_Stored items from a collection_
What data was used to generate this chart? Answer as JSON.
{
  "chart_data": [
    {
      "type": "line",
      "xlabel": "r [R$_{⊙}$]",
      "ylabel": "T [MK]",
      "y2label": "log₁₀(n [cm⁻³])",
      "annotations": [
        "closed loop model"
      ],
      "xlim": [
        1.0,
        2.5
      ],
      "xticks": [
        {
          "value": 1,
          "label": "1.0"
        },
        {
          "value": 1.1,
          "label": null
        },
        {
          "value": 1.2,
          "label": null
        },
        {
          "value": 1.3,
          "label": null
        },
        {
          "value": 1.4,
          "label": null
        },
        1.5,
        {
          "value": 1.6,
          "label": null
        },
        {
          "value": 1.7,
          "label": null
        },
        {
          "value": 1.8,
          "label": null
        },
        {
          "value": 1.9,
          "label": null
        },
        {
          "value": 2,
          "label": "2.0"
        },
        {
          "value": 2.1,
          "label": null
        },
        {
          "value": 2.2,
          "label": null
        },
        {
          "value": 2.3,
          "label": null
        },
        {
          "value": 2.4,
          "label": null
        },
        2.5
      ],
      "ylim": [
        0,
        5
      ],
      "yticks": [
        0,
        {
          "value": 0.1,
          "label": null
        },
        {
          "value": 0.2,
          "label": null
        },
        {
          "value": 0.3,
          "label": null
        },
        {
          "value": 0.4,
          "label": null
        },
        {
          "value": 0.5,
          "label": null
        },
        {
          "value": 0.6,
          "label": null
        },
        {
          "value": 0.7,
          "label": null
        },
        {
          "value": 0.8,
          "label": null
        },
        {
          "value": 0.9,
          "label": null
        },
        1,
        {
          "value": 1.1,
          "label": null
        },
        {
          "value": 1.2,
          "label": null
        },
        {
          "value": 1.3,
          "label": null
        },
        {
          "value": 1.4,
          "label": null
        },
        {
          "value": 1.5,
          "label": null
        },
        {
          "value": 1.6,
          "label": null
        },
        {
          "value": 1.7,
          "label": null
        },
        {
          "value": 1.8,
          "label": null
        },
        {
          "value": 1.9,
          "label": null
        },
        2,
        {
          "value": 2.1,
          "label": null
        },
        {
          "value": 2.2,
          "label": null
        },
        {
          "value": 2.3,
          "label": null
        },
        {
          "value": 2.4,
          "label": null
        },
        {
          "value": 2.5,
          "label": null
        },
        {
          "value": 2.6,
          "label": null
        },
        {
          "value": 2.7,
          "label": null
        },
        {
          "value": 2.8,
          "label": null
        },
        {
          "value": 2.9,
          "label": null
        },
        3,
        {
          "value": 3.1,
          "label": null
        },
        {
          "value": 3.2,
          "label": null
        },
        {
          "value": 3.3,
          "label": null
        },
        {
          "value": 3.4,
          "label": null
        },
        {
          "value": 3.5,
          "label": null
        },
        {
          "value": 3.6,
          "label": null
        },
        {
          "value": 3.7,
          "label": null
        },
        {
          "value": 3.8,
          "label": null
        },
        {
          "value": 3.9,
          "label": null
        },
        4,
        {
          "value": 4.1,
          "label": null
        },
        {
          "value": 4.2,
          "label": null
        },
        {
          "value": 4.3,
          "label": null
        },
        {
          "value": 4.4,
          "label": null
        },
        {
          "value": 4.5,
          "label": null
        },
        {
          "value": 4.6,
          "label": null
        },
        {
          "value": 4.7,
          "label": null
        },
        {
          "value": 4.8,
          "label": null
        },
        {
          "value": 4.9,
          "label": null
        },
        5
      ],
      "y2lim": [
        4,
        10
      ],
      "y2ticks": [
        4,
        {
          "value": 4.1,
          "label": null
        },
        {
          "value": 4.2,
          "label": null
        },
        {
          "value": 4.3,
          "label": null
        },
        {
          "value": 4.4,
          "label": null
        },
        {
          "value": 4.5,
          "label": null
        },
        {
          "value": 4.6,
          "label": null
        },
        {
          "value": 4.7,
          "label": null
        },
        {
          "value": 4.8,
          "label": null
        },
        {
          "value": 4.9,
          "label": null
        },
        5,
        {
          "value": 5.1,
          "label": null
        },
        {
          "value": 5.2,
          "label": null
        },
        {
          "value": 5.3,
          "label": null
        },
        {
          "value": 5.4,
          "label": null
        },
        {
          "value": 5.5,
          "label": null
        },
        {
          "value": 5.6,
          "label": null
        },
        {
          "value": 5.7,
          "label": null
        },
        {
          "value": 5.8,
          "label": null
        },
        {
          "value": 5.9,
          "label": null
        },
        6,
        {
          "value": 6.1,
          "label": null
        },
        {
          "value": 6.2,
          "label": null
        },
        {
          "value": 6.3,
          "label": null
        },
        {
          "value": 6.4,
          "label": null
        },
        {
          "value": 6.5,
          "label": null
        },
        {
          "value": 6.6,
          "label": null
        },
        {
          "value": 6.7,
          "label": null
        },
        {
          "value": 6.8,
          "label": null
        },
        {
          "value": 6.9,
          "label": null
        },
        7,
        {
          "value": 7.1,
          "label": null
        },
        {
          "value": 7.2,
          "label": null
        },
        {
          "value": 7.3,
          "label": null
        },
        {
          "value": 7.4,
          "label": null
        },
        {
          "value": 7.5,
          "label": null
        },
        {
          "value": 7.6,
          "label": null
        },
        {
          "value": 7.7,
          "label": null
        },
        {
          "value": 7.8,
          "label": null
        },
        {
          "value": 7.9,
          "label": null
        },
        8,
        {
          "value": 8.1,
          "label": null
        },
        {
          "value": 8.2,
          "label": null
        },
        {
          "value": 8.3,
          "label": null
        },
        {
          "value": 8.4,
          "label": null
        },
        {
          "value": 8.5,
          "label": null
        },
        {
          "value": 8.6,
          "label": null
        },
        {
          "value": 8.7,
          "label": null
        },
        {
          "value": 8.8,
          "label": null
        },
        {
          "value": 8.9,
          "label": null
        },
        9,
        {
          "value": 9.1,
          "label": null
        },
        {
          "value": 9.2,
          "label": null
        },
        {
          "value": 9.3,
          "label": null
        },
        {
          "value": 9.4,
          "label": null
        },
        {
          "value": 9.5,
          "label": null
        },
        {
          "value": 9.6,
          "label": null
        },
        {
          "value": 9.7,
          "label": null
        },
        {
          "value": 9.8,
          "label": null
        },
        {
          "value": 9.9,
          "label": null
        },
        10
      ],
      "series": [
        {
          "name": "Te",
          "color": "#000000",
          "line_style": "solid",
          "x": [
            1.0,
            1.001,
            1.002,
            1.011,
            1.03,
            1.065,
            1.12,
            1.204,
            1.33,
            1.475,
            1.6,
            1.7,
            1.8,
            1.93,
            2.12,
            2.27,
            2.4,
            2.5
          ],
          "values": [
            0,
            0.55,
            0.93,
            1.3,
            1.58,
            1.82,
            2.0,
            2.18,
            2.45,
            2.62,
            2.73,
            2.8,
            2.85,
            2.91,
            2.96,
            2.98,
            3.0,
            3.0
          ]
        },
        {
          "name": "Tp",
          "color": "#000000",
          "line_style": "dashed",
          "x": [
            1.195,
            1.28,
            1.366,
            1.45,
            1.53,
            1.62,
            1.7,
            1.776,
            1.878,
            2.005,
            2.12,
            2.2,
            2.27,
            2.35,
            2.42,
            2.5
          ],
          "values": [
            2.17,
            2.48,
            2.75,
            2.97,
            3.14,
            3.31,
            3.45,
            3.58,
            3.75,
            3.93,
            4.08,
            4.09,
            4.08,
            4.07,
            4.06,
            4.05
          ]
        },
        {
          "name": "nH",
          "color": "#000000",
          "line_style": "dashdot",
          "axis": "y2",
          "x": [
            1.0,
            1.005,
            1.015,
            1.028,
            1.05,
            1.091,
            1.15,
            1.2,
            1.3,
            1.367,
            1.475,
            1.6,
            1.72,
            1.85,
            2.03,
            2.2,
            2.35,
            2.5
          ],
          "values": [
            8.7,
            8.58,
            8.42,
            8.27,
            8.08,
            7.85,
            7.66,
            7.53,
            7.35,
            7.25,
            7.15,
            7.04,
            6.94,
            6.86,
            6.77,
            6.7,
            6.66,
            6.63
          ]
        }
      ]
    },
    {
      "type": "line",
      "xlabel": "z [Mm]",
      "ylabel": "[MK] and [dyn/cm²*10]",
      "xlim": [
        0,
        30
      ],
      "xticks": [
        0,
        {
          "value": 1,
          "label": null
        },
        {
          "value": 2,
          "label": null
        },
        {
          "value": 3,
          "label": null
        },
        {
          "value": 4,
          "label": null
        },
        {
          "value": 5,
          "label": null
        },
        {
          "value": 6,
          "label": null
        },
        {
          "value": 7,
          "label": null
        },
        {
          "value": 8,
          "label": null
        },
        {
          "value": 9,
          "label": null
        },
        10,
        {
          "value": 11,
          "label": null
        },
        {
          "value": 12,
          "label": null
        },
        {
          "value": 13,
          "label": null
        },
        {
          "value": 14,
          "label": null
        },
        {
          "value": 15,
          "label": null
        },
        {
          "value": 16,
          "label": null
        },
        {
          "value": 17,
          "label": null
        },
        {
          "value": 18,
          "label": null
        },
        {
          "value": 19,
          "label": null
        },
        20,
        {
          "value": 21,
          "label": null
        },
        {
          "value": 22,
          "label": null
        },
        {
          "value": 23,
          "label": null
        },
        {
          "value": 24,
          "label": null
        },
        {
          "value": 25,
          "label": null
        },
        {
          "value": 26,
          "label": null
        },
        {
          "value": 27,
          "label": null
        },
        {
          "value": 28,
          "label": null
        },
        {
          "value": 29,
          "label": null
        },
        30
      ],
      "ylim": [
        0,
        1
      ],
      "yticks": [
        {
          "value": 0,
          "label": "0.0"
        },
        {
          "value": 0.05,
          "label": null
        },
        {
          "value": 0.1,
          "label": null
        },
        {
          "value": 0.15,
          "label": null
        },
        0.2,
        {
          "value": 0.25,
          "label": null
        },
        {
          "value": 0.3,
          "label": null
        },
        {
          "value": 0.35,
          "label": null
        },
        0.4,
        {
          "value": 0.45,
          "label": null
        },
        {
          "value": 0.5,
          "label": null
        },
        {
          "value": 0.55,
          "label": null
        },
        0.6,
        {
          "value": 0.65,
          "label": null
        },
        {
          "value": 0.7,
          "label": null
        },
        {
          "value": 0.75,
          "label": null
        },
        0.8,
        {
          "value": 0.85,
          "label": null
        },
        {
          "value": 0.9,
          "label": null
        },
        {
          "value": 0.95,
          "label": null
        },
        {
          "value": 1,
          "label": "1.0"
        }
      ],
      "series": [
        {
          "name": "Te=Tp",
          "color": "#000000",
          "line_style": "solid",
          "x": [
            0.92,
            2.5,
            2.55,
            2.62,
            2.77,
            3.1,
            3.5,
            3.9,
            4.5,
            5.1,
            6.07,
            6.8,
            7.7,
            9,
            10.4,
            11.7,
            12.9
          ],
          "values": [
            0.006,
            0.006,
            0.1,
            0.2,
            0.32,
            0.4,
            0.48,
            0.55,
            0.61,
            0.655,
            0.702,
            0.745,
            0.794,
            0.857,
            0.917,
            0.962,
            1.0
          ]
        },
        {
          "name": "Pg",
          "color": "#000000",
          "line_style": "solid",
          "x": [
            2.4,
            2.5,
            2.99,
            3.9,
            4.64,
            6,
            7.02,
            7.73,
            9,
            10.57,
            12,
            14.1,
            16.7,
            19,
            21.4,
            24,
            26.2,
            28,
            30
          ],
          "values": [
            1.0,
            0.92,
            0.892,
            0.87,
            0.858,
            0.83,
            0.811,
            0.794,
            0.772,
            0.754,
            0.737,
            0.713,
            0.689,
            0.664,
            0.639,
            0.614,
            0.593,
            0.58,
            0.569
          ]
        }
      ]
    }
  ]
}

_Stated problem_
Locate the word "name" in the data above. Copy every line carrying it.

_Written response_
          "name": "Te",
          "name": "Tp",
          "name": "nH",
          "name": "Te=Tp",
          "name": "Pg",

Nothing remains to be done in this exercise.